(Saved entries)
= = = =

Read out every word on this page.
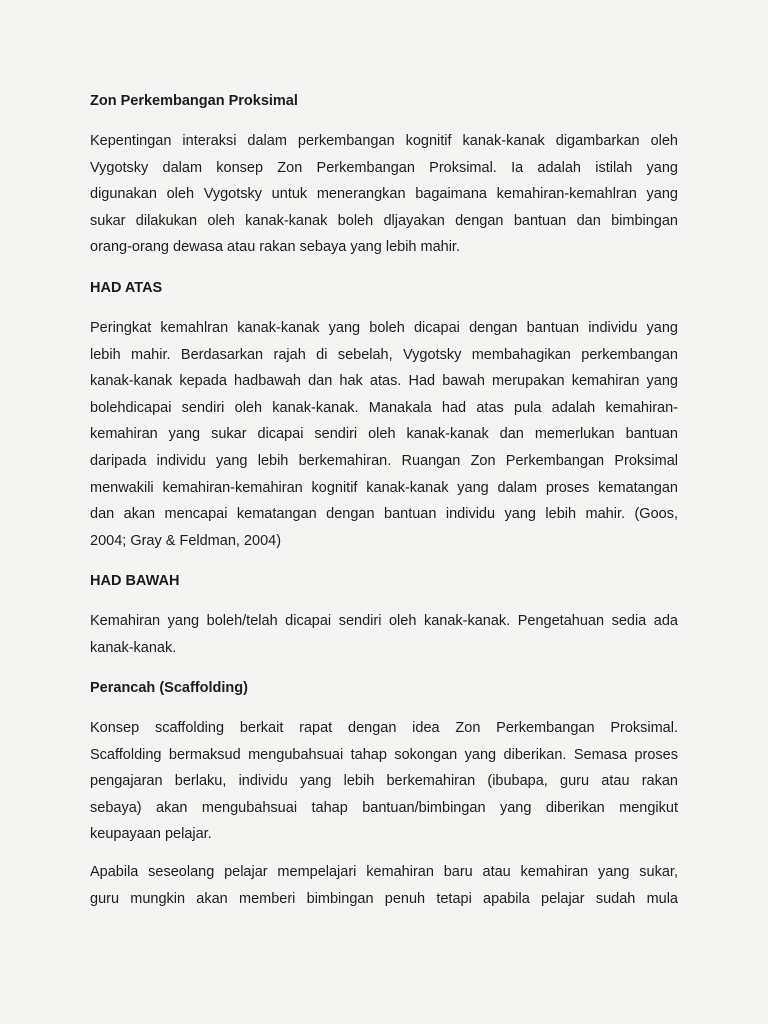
Zon Perkembangan Proksimal

Kepentingan interaksi dalam perkembangan kognitif kanak-kanak digambarkan oleh
Vygotsky dalam konsep Zon Perkembangan Proksimal. Ia adalah istilah yang
digunakan oleh Vygotsky untuk menerangkan bagaimana kemahiran-kemahlran yang
sukar dilakukan oleh kanak-kanak boleh dljayakan dengan bantuan dan bimbingan
orang-orang dewasa atau rakan sebaya yang lebih mahir.

HAD ATAS

Peringkat kemahlran kanak-kanak yang boleh dicapai dengan bantuan individu yang
lebih mahir. Berdasarkan rajah di sebelah, Vygotsky membahagikan perkembangan
kanak-kanak kepada hadbawah dan hak atas. Had bawah merupakan kemahiran yang
bolehdicapai sendiri oleh kanak-kanak. Manakala had atas pula adalah kemahiran-
kemahiran yang sukar dicapai sendiri oleh kanak-kanak dan memerlukan bantuan
daripada individu yang lebih berkemahiran. Ruangan Zon Perkembangan Proksimal
menwakili kemahiran-kemahiran kognitif kanak-kanak yang dalam proses kematangan
dan akan mencapai kematangan dengan bantuan individu yang lebih mahir. (Goos,
2004; Gray & Feldman, 2004)

HAD BAWAH

Kemahiran yang boleh/telah dicapai sendiri oleh kanak-kanak. Pengetahuan sedia ada
kanak-kanak.

Perancah (Scaffolding)

Konsep scaffolding berkait rapat dengan idea Zon Perkembangan Proksimal.
Scaffolding bermaksud mengubahsuai tahap sokongan yang diberikan. Semasa proses
pengajaran berlaku, individu yang lebih berkemahiran (ibubapa, guru atau rakan
sebaya) akan mengubahsuai tahap bantuan/bimbingan yang diberikan mengikut
keupayaan pelajar.
Apabila seseolang pelajar mempelajari kemahiran baru atau kemahiran yang sukar,
guru mungkin akan memberi bimbingan penuh tetapi apabila pelajar sudah mula
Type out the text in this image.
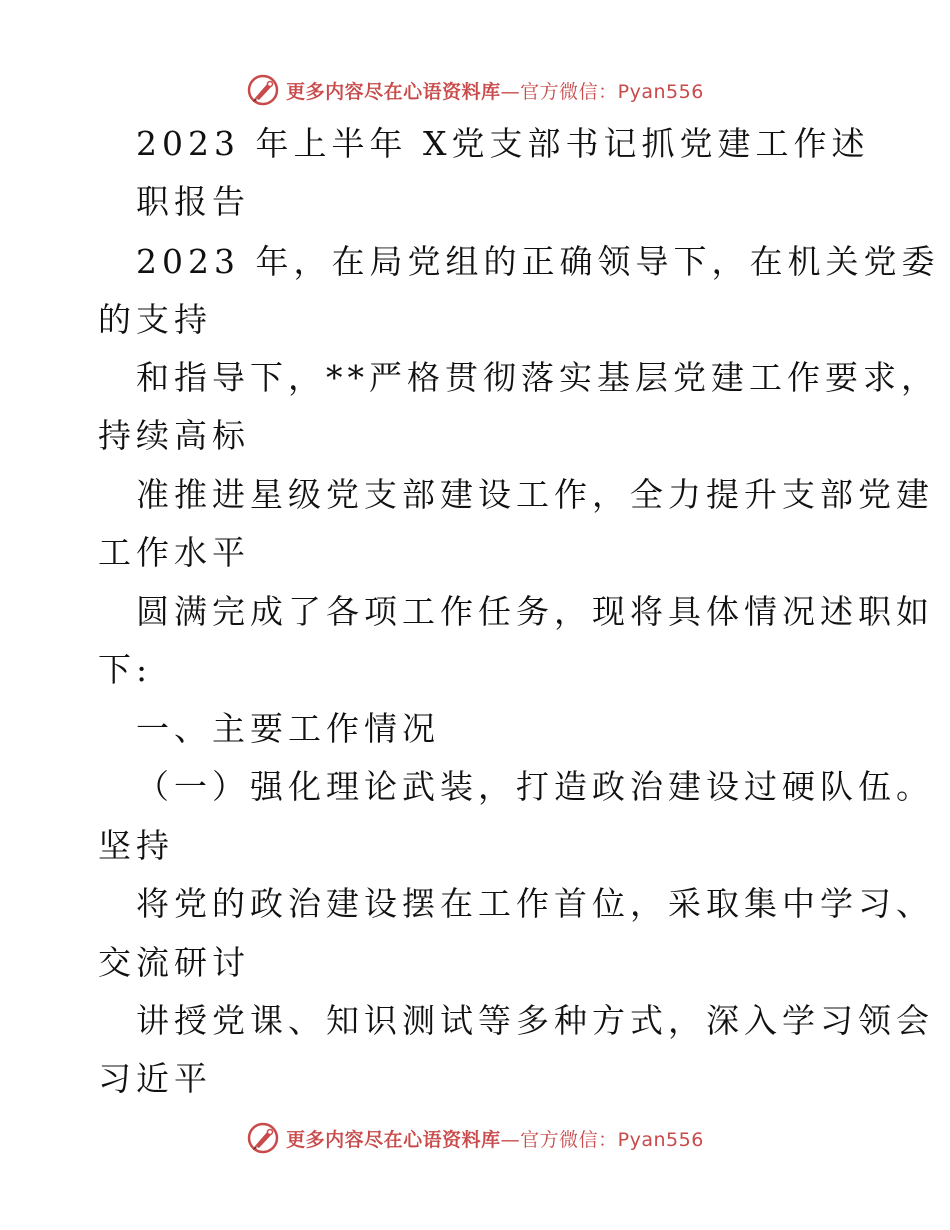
更多内容尽在心语资料库—官方微信：Pyan556
2023 年上半年 X党支部书记抓党建工作述
职报告
2023 年，在局党组的正确领导下，在机关党委
的支持
和指导下，**严格贯彻落实基层党建工作要求，
持续高标
准推进星级党支部建设工作，全力提升支部党建
工作水平
圆满完成了各项工作任务，现将具体情况述职如
下:
一、主要工作情况
（一）强化理论武装，打造政治建设过硬队伍。
坚持
将党的政治建设摆在工作首位，采取集中学习、
交流研讨
讲授党课、知识测试等多种方式，深入学习领会
习近平
更多内容尽在心语资料库—官方微信：Pyan556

= = = =

→ Directive
Gather all the lines that include the word "dengan" and copy them out.

→ Correct response
sukar dilakukan oleh kanak-kanak boleh dljayakan dengan bantuan dan bimbingan
Peringkat kemahlran kanak-kanak yang boleh dicapai dengan bantuan individu yang
dan akan mencapai kematangan dengan bantuan individu yang lebih mahir. (Goos,
Konsep scaffolding berkait rapat dengan idea Zon Perkembangan Proksimal.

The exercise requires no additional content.